Whether that foretells a time in the future or a time already past is debatable. It has been argued that the majority of Revelation referred to the upheavals in the Roman world of the first century, particularly the tragic events of AD 70 when the Romans invaded Jerusalem and destroyed the Jewish Temple, rather than the whole world of the future. See an article entitled: Dating and Interpreting Revelation.


Whether the prophecy was about the whole world, or mostly just about the Roman world of the first century AD, it sounds horrendous. But again, the Bible says God's punishments aren't always an end in themselves. The Book of Revelation does suggest that the reason for the infliction of the horrors it describes would be, at least partly, to turn people from evil ways back to God. However, it also indicates that many people wouldn't turn to God. After prophesying more terrible things, it says:

(Revelation chapter 9, GWT)

20 The people who survived these plagues still did not turn [to God] and change the way they were thinking and acting. If they had, they would have stopped worshipping demons and idols made of gold, silver, bronze, stone, and wood, which cannot see, hear, or walk. 21 They did not turn away from committing murder, practising witchcraft, sinning sexually, or stealing.


If God still works today in the same way as we're led to believe he did in Old Testament times, people need to be warned about it. I find the descriptions of what Old Testament prophets said was about to happen offensive. But I think they're worth some people knowing about.

Maybe if in places where there are wars today, large numbers of people turned to God and became obedient to his commands, their countries would grow much more peaceful and prosperous, to a large extent because they'd become peaceful as a result of their adherence to Christianity or at least some other ethical system and so their countries would have more of a chance to grow prosperous, because they'd be working on developing their country's infrastructure, resources and capabilities rather than fighting each other and destroying such things, and the peace would also attract foreign investors who could provide employment and thus help to make the country more wealthy - foreign investors who would have considered it too risky to bother setting up premises where they might only be destroyed by war before.

Also, if parts of the Bible are to be believed, a country might also grow prosperous when many of its people turn from cruelty, because it's blessed by God in a way that would precipitate good fortune. It's been observed that virtually all the prosperous countries of the world are the ones formerly - or still - known as Christian countries, particularly the Protestant Christian countries where the Bible and its commands were held up as the Word of God more thoroughly than in some Catholic Countries, although grave injustices still happened there, and there may be much more down-to-earth reasons that can explain part or all of it, such as the climate being more conducive to good harvests which would enable people to concentrate on advancing themselves further than they would if they were forever working on trying to get the most out of their land.
=======
__PROBLEM 1__.
Please answer these questions about the passage on Revelation, one line each:
(a) What happened in AD 70, according to the passage?
(b) Which translation is the Revelation chapter 9 quotation taken from?
(c) Which countries does the passage say are virtually all the prosperous countries of the world?
__PROBLEM 2__.
Decide whether each statement agrees with the passage on Revelation. Answer yes or no, and quote the deciding words.
(a) The survivors of the plagues turned to God.
(b) The writer finds the Old Testament prophets' descriptions of what was about to happen offensive.
(c) The passage rules out climate as an explanation for the prosperity of Christian countries.
__PROBLEM 3__. Carry on the essay about Revelation and national prosperity from its last sentence.
=======
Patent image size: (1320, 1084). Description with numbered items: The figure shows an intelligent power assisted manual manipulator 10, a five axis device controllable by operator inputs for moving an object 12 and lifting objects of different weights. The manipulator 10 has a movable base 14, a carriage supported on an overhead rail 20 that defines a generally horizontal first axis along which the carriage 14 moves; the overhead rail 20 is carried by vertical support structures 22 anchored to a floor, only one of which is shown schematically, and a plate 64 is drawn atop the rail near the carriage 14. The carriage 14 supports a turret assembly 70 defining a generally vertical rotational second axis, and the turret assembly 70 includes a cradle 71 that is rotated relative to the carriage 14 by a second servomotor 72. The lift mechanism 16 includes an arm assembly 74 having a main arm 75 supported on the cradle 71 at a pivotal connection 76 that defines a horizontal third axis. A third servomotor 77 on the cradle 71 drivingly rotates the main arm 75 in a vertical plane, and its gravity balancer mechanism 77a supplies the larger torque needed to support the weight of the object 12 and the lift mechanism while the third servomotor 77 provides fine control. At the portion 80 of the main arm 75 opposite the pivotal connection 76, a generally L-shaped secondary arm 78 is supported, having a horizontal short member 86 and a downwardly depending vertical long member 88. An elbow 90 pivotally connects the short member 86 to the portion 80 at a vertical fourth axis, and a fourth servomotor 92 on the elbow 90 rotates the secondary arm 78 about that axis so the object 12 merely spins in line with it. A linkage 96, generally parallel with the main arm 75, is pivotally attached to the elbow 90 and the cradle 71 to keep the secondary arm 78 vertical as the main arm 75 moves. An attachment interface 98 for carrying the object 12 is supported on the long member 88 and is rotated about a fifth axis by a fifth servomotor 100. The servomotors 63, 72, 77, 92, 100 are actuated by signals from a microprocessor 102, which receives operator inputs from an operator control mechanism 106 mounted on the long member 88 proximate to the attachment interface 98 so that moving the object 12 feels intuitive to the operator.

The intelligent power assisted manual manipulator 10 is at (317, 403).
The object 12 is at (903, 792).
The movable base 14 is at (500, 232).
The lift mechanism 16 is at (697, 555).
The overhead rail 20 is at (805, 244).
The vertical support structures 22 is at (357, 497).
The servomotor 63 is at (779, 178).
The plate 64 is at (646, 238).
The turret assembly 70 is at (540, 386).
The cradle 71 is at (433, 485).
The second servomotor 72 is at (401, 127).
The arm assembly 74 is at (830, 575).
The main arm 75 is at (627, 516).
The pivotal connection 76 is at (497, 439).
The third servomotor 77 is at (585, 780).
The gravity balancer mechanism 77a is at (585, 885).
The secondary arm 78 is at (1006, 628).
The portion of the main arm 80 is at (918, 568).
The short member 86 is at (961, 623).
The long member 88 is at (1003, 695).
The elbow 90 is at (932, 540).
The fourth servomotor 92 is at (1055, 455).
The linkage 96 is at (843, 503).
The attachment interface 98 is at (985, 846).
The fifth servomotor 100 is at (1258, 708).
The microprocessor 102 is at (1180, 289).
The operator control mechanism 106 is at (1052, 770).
=======
__RIGHT ANSWER 1__.
(a) The Romans invaded Jerusalem and destroyed the Jewish Temple.
(b) GWT.
(c) The ones formerly, or still, known as Christian countries, particularly the Protestant Christian countries.

__RIGHT ANSWER 2__.
(a) No: "The people who survived these plagues still did not turn [to God]"
(b) Yes: "I find the descriptions of what Old Testament prophets said was about to happen offensive."
(c) No: "there may be much more down-to-earth reasons that can explain part or all of it, such as the climate being more conducive to good harvests"

__RIGHT ANSWER 3__.
But some countries where there is a lot of poverty are rich in mineral resources and oil if not in food production, and an ethical government would attempt to utilise the country's resources in ways that benefited the largest possible number of the people, by arranging for employment opportunities and paying decent wages to people who were working on exploiting the resources the country had, and selling them for food rather than spending profits primarily on things that were unlikely to benefit most people, such as hi-tech weaponry or luxuries for the elite; so they'd have a more equal society, instead of having a rich elite at the top and many people in abject poverty at the bottom. Adopting ethical values, which would in effect be adopting biblical ones, would mean a far greater number of their society could benefit.


How Jesus Suggests the Old Testament Genuinely Had God's Mark of Authority on It

But one question that has to be asked when thinking about Bible commands that don't, on the face of it, seem ethical, whatever their long-term purpose may have been said to have been, is: Was the Bible really written under the authority of God, as it claims to have been, or were people like Moses merely justifying their warlike commands and actions by claiming that the commands were given by God?

One thing that suggests Moses did have the authority of God is that Jesus Christ described him as a prophet of God, and said the law that he gave - the same law that commanded that worshippers of other gods were to be killed - was the law of God. Jesus claimed to be the Son of God. If he was, then he'd know with certainty whether the commands that Moses gave the people were God's commands or not. So the pertinent question is: Was Jesus the Son of God? The following argument presumes God actually exists.

Jesus claimed to be the Son of God on several occasions, and/or on others, he would say things that no human being would say if they were sane. For instance, the Bible says:

(John chapter 12, NLT)

44 Jesus shouted to the crowds, "If you trust me, you are really trusting God who sent me. 45 For when you see me, you are seeing the one who sent me. 46 I have come as a light to shine in this dark world, so that all who put their trust in me will no longer remain in the darkness. 47 If anyone hears me and doesn't obey me, I am not his judge - for I have come to save the world and not to judge it. 48 But all who reject me and my message will be judged at the day of judgment by the truth I have spoken."

(John chapter 6, TEV)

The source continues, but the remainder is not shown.